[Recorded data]
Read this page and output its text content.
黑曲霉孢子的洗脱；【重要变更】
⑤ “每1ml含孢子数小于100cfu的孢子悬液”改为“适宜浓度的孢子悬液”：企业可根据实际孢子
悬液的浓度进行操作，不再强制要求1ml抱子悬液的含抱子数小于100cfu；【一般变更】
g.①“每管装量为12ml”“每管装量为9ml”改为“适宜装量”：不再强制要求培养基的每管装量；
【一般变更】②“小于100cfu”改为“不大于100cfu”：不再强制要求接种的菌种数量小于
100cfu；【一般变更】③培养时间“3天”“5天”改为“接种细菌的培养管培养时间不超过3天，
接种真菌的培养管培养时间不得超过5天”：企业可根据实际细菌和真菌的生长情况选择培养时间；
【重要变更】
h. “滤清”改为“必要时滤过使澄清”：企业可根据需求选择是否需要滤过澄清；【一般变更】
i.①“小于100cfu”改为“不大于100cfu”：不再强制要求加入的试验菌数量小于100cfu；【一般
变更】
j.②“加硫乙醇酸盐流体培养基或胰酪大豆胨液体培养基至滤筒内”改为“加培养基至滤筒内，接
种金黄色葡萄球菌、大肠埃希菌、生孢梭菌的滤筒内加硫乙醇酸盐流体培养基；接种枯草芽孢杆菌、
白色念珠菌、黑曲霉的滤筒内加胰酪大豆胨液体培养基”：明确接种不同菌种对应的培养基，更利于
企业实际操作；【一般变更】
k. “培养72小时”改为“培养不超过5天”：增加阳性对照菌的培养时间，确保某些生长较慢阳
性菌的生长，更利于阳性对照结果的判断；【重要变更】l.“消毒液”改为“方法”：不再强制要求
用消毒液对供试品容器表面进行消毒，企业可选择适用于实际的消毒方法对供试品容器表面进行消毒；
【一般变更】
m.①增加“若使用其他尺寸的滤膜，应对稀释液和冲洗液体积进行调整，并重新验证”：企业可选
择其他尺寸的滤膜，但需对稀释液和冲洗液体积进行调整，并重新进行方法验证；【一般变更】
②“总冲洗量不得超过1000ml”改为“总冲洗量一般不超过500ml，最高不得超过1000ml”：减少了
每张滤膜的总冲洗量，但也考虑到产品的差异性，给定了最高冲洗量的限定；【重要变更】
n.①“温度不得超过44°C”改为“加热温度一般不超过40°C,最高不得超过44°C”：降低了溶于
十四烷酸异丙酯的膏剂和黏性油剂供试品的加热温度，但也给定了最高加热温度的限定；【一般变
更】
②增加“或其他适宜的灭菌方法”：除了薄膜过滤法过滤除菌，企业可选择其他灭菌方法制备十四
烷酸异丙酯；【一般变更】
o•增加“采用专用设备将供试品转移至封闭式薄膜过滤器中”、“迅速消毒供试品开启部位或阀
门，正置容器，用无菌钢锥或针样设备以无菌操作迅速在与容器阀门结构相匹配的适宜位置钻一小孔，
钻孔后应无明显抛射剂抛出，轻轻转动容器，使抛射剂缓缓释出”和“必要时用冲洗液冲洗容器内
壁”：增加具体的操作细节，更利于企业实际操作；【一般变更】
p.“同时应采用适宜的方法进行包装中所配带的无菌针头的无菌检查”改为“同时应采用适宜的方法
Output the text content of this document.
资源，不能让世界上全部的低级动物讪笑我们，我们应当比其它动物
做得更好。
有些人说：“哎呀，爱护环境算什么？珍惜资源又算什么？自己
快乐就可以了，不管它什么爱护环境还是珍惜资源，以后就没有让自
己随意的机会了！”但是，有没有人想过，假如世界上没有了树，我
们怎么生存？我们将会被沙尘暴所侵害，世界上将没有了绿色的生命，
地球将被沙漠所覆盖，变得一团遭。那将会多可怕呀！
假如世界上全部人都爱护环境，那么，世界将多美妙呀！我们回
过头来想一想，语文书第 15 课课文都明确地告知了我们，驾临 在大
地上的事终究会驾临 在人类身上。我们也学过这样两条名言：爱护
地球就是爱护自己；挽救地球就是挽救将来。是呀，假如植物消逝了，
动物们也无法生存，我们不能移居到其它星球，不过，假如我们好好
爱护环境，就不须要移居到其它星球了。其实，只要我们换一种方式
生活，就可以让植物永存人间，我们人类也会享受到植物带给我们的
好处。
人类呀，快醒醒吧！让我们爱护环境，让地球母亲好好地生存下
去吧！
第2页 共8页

- Written exercise:
Quote every line of the data, word for word.

- Response for this exercise:
Read this page and output its text content.
黑曲霉孢子的洗脱；【重要变更】
⑤ “每1ml含孢子数小于100cfu的孢子悬液”改为“适宜浓度的孢子悬液”：企业可根据实际孢子
悬液的浓度进行操作，不再强制要求1ml抱子悬液的含抱子数小于100cfu；【一般变更】
g.①“每管装量为12ml”“每管装量为9ml”改为“适宜装量”：不再强制要求培养基的每管装量；
【一般变更】②“小于100cfu”改为“不大于100cfu”：不再强制要求接种的菌种数量小于
100cfu；【一般变更】③培养时间“3天”“5天”改为“接种细菌的培养管培养时间不超过3天，
接种真菌的培养管培养时间不得超过5天”：企业可根据实际细菌和真菌的生长情况选择培养时间；
【重要变更】
h. “滤清”改为“必要时滤过使澄清”：企业可根据需求选择是否需要滤过澄清；【一般变更】
i.①“小于100cfu”改为“不大于100cfu”：不再强制要求加入的试验菌数量小于100cfu；【一般
变更】
j.②“加硫乙醇酸盐流体培养基或胰酪大豆胨液体培养基至滤筒内”改为“加培养基至滤筒内，接
种金黄色葡萄球菌、大肠埃希菌、生孢梭菌的滤筒内加硫乙醇酸盐流体培养基；接种枯草芽孢杆菌、
白色念珠菌、黑曲霉的滤筒内加胰酪大豆胨液体培养基”：明确接种不同菌种对应的培养基，更利于
企业实际操作；【一般变更】
k. “培养72小时”改为“培养不超过5天”：增加阳性对照菌的培养时间，确保某些生长较慢阳
性菌的生长，更利于阳性对照结果的判断；【重要变更】l.“消毒液”改为“方法”：不再强制要求
用消毒液对供试品容器表面进行消毒，企业可选择适用于实际的消毒方法对供试品容器表面进行消毒；
【一般变更】
m.①增加“若使用其他尺寸的滤膜，应对稀释液和冲洗液体积进行调整，并重新验证”：企业可选
择其他尺寸的滤膜，但需对稀释液和冲洗液体积进行调整，并重新进行方法验证；【一般变更】
②“总冲洗量不得超过1000ml”改为“总冲洗量一般不超过500ml，最高不得超过1000ml”：减少了
每张滤膜的总冲洗量，但也考虑到产品的差异性，给定了最高冲洗量的限定；【重要变更】
n.①“温度不得超过44°C”改为“加热温度一般不超过40°C,最高不得超过44°C”：降低了溶于
十四烷酸异丙酯的膏剂和黏性油剂供试品的加热温度，但也给定了最高加热温度的限定；【一般变
更】
②增加“或其他适宜的灭菌方法”：除了薄膜过滤法过滤除菌，企业可选择其他灭菌方法制备十四
烷酸异丙酯；【一般变更】
o•增加“采用专用设备将供试品转移至封闭式薄膜过滤器中”、“迅速消毒供试品开启部位或阀
门，正置容器，用无菌钢锥或针样设备以无菌操作迅速在与容器阀门结构相匹配的适宜位置钻一小孔，
钻孔后应无明显抛射剂抛出，轻轻转动容器，使抛射剂缓缓释出”和“必要时用冲洗液冲洗容器内
壁”：增加具体的操作细节，更利于企业实际操作；【一般变更】
p.“同时应采用适宜的方法进行包装中所配带的无菌针头的无菌检查”改为“同时应采用适宜的方法
Output the text content of this document.
资源，不能让世界上全部的低级动物讪笑我们，我们应当比其它动物
做得更好。
有些人说：“哎呀，爱护环境算什么？珍惜资源又算什么？自己
快乐就可以了，不管它什么爱护环境还是珍惜资源，以后就没有让自
己随意的机会了！”但是，有没有人想过，假如世界上没有了树，我
们怎么生存？我们将会被沙尘暴所侵害，世界上将没有了绿色的生命，
地球将被沙漠所覆盖，变得一团遭。那将会多可怕呀！
假如世界上全部人都爱护环境，那么，世界将多美妙呀！我们回
过头来想一想，语文书第 15 课课文都明确地告知了我们，驾临 在大
地上的事终究会驾临 在人类身上。我们也学过这样两条名言：爱护
地球就是爱护自己；挽救地球就是挽救将来。是呀，假如植物消逝了，
动物们也无法生存，我们不能移居到其它星球，不过，假如我们好好
爱护环境，就不须要移居到其它星球了。其实，只要我们换一种方式
生活，就可以让植物永存人间，我们人类也会享受到植物带给我们的
好处。
人类呀，快醒醒吧！让我们爱护环境，让地球母亲好好地生存下
去吧！
第2页 共8页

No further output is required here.